Selected excerpt —

+-------+

Typical graphical user interfaces are designed for display devices of standard resolutions. Until recently a “high resolution” display device typically had a large number of pixels on a large display area, when compared to a standard resolution display device. Thus, most display devices have similar numbers of pixels in a given size of a display area. However, recent developments in display devices, especially in high resolution LCD display panels, allow significantly more pixels to be displayed on an area of a fixed size. The pixel size of a high resolution display device is typically smaller than the pixel size of a low resolution display device.
A graphical user interface environment may include drawing and moving windows on a display device and interacting with a mouse, other cursor control devices, and/or a keyboard. In a buffered window system, application software draws contents in the window buffers. The window system transfers the images buffered in the window buffers to frame buffers to display the corresponding windows on the display screen.
A typical display system with a high resolution display and a low resolution display can be used to display the same window on each display. The pixel size of the high resolution display device is smaller than the pixel size of the low resolution display device. If the area of the high resolution display is similar or less than the area of the low resolution display device, then the contents of a window such as an image (e.g., an icon or a button on a window or menu of buttons) will be much smaller on the high resolution display device compared to the low resolution display device. The dimensions of the image of the high resolution display device are much smaller than the dimensions of the image of the low resolution display device. Thus, the high resolution device can display more pixels on the same area than the low resolution device. The image designed for the low resolution device appears much smaller when displayed on the high resolution devices.

+-------+

The data —
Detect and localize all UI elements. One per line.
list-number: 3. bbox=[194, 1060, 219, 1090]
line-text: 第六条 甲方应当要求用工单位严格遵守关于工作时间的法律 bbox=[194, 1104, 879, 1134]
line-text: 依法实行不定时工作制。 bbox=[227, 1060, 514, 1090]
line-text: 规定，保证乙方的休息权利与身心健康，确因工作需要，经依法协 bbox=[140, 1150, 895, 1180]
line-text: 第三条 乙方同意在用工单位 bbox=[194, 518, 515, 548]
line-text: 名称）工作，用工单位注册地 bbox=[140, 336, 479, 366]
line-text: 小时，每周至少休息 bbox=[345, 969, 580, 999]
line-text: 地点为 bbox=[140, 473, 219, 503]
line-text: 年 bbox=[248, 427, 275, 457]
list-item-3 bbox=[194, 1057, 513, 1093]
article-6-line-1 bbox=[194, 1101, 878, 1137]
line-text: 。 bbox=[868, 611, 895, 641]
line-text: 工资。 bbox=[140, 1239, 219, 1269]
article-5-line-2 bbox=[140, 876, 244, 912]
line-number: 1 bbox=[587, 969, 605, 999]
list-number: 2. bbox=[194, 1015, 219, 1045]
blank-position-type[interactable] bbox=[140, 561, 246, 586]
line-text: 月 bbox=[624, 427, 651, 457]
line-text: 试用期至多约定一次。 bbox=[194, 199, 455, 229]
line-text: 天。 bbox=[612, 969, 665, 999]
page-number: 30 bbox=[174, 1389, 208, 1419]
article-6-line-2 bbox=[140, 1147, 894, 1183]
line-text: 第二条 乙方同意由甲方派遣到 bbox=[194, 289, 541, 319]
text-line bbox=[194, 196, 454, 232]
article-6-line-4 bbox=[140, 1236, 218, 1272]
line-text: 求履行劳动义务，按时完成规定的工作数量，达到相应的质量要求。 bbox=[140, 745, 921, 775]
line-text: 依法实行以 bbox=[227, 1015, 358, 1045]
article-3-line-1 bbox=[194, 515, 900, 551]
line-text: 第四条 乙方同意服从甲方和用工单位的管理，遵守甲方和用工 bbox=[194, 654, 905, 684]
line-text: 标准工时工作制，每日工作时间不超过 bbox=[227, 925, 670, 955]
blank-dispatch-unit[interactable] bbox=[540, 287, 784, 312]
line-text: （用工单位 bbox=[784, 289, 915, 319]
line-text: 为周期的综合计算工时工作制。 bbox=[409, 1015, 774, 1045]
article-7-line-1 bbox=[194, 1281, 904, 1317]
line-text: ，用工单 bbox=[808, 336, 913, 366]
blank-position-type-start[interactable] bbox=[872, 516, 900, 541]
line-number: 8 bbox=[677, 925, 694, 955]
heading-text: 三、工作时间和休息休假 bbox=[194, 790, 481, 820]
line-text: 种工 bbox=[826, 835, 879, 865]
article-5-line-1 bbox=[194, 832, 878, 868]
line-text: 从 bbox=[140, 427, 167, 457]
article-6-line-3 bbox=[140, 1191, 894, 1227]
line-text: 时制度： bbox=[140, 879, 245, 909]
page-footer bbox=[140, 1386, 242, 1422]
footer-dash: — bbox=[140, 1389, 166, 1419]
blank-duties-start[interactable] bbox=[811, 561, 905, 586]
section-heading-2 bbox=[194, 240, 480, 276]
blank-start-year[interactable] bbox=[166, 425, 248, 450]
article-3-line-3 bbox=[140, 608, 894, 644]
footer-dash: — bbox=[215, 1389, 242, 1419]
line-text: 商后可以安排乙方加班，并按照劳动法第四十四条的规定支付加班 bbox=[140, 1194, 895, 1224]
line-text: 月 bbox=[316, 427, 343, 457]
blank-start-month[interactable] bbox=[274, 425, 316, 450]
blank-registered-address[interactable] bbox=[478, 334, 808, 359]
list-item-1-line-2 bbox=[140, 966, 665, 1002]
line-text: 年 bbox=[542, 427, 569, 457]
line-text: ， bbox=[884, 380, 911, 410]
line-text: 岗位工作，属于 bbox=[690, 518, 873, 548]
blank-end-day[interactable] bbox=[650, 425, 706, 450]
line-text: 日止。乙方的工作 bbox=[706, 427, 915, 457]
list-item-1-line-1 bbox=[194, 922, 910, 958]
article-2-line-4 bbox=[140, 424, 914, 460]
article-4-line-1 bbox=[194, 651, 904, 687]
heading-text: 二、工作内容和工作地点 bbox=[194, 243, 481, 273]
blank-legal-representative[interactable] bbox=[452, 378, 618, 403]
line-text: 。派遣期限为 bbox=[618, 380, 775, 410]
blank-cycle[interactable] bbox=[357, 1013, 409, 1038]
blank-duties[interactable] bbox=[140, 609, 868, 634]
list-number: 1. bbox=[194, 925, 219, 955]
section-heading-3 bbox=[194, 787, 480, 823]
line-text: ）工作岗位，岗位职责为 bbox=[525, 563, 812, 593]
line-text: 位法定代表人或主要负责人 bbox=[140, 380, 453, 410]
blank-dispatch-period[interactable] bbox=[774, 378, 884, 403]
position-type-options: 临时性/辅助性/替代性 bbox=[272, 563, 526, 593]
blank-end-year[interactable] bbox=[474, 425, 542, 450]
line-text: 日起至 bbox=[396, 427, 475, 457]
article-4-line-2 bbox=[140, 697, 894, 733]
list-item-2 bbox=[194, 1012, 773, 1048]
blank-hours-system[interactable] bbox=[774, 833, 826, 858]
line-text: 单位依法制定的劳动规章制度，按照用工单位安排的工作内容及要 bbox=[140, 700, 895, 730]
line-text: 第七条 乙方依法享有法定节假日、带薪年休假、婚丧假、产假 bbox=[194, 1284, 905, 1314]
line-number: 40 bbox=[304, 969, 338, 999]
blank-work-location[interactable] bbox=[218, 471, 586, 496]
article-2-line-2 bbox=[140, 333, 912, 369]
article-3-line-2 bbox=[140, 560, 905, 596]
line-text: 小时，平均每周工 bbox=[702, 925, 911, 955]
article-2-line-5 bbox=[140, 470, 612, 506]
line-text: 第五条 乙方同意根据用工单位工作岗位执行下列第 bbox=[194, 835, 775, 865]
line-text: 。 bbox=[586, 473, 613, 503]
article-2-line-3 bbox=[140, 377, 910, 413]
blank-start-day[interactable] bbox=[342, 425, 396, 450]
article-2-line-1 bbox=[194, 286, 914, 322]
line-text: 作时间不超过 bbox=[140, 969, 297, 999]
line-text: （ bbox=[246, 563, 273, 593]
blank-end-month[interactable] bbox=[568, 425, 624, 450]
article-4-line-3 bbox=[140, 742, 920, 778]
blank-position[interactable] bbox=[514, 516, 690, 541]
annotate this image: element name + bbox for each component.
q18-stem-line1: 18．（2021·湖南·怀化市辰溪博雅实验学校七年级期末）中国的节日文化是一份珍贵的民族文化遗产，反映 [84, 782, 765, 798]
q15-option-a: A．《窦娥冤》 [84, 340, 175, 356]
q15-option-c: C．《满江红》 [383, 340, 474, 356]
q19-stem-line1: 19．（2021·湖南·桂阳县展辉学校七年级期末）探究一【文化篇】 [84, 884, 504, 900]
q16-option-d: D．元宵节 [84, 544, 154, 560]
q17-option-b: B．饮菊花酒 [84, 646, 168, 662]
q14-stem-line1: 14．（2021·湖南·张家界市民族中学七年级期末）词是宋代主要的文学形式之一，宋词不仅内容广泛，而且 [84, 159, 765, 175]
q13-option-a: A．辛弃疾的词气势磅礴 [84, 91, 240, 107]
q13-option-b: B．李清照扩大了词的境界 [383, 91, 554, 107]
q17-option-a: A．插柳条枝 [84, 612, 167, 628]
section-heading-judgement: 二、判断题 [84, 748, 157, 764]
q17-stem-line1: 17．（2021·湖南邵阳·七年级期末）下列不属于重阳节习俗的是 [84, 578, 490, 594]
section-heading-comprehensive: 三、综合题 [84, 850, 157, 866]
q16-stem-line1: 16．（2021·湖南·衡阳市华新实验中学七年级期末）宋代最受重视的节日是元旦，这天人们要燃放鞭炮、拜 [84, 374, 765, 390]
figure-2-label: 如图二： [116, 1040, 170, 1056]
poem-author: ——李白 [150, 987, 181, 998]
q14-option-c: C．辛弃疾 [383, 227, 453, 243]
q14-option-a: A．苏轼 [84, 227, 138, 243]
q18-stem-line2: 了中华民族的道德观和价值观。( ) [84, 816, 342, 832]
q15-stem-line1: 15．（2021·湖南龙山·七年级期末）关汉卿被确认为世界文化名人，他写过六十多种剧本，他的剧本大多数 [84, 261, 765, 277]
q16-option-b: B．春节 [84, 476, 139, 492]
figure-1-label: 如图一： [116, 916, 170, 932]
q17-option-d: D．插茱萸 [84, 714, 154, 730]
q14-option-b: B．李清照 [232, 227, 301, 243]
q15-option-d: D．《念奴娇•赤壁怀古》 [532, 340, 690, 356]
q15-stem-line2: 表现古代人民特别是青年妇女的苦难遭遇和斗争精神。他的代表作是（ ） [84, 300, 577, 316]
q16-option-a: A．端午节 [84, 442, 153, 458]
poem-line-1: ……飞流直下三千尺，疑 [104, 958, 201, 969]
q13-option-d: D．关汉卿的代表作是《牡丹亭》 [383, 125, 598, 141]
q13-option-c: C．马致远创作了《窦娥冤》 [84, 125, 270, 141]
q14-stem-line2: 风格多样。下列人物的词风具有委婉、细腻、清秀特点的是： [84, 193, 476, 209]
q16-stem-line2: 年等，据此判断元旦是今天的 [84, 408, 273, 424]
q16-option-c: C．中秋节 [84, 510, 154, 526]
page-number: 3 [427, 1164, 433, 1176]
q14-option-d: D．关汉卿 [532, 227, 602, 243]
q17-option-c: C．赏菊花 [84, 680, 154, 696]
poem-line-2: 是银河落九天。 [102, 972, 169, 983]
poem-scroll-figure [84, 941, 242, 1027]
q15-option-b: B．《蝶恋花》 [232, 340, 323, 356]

+-------+

Problem set —
1) Which devices does the passage on high resolution displays name for interacting with a graphical user interface environment?
2) Carry on the passage about high resolution displays, picking up after its last sentence.

Responses for each task —
1)
- a mouse
- other cursor control devices
- a keyboard

2)
Graphical user interface (GUI) components are typically designed in the unit of pixels. Thus, when the GUI components designed for a low resolution device is displayed on a high resolution device, the GUI components may appear too small to be comfortable for a user. It is often desirable to scale up the GUI components so that a user can comfortably interact with the GUI components displayed on the high resolution display device.
For example, a multiple display system may include a laptop with a scale factor set at 200 dots per inch (dpi) screen resolution and a external display with a scale factor set at 100 dpi screen resolution. A prior implementation would set the scale factor of the laptop and external display both to 200 dpi or alternatively both set to a scale factor of 100 dpi. Setting both scale factors to 200 dpi would result in increasing the image displayed on the external display beyond the size of the screen, thus defeating the purpose of the external display. Setting both scale factors to 100 dpi would make the laptop nearly unusable because the image displayed on the laptop would be too small to effectively view.